Comb the records below for the string "icon" and copy each line where it turns up.

::: RECORDS TO USE

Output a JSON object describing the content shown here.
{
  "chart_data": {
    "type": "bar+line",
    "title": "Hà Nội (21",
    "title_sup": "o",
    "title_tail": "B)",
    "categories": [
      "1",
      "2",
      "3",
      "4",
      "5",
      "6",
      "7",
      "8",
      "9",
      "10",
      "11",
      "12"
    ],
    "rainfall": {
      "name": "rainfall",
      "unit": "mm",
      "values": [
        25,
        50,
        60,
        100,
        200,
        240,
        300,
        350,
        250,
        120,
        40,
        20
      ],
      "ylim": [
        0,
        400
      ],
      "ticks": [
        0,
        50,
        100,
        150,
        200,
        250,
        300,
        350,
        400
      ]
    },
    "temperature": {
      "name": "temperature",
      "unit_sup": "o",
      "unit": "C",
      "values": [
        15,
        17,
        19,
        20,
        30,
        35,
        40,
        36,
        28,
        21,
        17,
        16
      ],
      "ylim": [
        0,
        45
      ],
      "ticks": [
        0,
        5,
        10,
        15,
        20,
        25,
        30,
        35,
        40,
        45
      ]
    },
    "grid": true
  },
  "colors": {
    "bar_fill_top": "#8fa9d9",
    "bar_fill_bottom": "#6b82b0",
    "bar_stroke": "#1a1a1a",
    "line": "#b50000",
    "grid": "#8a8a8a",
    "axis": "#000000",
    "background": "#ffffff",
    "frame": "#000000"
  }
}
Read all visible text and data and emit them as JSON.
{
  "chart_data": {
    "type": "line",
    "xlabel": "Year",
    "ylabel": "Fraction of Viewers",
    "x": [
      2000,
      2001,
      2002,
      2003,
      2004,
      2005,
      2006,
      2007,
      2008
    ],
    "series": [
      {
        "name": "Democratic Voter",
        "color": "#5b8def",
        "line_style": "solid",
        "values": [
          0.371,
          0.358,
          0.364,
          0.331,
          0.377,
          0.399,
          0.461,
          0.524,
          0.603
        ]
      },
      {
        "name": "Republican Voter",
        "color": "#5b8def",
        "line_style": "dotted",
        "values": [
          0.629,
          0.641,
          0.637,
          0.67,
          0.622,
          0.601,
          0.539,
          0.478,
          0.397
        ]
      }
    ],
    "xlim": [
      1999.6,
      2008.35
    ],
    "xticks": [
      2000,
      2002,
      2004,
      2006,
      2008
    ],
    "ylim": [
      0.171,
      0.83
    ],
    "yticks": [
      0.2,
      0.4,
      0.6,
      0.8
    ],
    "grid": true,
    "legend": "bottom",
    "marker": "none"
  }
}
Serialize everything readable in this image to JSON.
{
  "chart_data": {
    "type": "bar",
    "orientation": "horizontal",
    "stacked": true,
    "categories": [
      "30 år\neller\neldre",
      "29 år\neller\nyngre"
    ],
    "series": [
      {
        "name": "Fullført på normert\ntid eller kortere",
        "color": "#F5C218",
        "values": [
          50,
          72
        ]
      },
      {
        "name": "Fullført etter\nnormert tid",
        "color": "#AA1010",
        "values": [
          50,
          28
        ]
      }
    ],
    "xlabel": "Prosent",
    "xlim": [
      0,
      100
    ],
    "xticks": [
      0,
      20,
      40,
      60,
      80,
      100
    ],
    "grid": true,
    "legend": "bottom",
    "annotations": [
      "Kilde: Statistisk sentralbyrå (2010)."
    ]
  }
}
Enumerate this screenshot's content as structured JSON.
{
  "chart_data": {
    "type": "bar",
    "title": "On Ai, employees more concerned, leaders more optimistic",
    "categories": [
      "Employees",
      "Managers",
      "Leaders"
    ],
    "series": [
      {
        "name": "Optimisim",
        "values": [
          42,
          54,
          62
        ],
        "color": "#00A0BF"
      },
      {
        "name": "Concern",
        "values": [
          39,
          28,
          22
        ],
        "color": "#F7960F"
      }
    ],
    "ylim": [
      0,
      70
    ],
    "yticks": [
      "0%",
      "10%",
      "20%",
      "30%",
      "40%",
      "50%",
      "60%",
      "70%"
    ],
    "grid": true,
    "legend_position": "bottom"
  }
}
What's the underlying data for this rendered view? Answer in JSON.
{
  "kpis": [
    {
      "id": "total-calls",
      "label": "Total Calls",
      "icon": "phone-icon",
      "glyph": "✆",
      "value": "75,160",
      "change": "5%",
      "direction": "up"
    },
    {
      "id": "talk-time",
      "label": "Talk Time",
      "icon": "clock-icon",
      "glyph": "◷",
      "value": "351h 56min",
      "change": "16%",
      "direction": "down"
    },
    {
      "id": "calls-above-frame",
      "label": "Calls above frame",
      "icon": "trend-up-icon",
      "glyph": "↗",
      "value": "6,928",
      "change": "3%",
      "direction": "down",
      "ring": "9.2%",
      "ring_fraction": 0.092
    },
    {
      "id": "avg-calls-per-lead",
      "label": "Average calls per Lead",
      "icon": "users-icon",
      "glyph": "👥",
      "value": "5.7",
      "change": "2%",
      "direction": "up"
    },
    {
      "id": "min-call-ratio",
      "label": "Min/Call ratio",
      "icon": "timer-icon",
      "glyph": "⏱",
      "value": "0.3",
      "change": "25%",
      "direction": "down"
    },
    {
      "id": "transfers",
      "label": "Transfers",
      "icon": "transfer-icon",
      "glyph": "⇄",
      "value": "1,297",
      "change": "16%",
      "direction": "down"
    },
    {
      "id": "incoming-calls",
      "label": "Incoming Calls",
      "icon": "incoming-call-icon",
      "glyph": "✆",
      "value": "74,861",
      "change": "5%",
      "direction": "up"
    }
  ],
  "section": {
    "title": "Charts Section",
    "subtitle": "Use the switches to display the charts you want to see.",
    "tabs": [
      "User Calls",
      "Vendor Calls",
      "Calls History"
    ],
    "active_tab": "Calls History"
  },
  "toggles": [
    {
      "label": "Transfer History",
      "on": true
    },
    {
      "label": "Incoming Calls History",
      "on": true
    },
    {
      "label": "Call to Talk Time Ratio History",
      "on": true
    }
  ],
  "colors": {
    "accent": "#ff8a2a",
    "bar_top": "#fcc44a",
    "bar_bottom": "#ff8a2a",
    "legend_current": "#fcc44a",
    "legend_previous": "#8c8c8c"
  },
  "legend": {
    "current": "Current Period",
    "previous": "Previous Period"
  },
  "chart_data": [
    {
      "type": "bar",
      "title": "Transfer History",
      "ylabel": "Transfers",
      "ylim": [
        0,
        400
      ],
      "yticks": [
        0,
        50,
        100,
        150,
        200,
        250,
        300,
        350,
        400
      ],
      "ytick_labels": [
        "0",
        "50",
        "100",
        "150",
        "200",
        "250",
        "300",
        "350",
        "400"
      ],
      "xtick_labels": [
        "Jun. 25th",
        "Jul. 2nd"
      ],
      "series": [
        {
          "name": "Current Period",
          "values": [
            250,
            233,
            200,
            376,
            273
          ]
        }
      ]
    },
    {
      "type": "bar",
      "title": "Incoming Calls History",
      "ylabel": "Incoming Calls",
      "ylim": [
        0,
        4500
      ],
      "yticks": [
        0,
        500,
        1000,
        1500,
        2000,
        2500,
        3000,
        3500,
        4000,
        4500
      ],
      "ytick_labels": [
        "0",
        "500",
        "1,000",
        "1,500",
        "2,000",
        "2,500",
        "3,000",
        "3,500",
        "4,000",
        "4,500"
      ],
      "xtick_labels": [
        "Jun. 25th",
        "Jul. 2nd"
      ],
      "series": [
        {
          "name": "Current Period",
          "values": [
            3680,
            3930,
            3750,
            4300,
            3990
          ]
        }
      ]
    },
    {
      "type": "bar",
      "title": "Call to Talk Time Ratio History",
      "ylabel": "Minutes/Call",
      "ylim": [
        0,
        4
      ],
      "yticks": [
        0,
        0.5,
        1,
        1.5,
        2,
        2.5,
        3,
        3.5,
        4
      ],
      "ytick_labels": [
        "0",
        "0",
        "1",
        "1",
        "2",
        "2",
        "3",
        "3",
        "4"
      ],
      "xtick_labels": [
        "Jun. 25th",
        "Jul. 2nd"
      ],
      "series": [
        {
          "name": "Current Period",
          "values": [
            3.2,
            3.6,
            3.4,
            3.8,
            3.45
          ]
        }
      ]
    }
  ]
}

::::::

- _EXERCISE RESPONSE_:
      "icon": "phone-icon",
      "icon": "clock-icon",
      "icon": "trend-up-icon",
      "icon": "users-icon",
      "icon": "timer-icon",
      "icon": "transfer-icon",
      "icon": "incoming-call-icon",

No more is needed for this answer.